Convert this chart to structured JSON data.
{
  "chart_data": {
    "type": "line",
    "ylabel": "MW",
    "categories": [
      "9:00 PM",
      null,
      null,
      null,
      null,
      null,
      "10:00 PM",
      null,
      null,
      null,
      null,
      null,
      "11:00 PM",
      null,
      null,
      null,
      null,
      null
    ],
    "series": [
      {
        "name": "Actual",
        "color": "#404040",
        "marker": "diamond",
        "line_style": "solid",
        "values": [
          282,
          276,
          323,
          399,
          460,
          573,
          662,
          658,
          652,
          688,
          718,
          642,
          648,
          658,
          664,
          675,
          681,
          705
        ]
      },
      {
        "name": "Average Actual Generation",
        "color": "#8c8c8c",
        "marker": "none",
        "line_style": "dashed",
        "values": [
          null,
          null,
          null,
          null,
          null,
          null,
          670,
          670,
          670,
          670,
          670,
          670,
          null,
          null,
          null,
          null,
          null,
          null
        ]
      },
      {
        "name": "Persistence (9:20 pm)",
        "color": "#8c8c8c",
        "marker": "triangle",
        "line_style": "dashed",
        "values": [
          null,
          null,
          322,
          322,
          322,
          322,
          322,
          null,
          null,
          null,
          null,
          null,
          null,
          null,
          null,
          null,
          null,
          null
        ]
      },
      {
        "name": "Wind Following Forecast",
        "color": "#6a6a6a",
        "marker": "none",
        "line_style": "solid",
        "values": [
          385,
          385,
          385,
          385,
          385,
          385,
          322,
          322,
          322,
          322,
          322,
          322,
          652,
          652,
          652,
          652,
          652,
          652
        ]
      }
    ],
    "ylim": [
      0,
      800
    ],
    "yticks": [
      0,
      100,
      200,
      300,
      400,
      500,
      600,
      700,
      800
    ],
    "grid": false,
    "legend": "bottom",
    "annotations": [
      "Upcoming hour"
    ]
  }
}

# # # #

- [Required work] Look over the listing above. Pick out and copy every line that includes "Actual".

- [Problem solution]
        "name": "Actual",
        "name": "Average Actual Generation",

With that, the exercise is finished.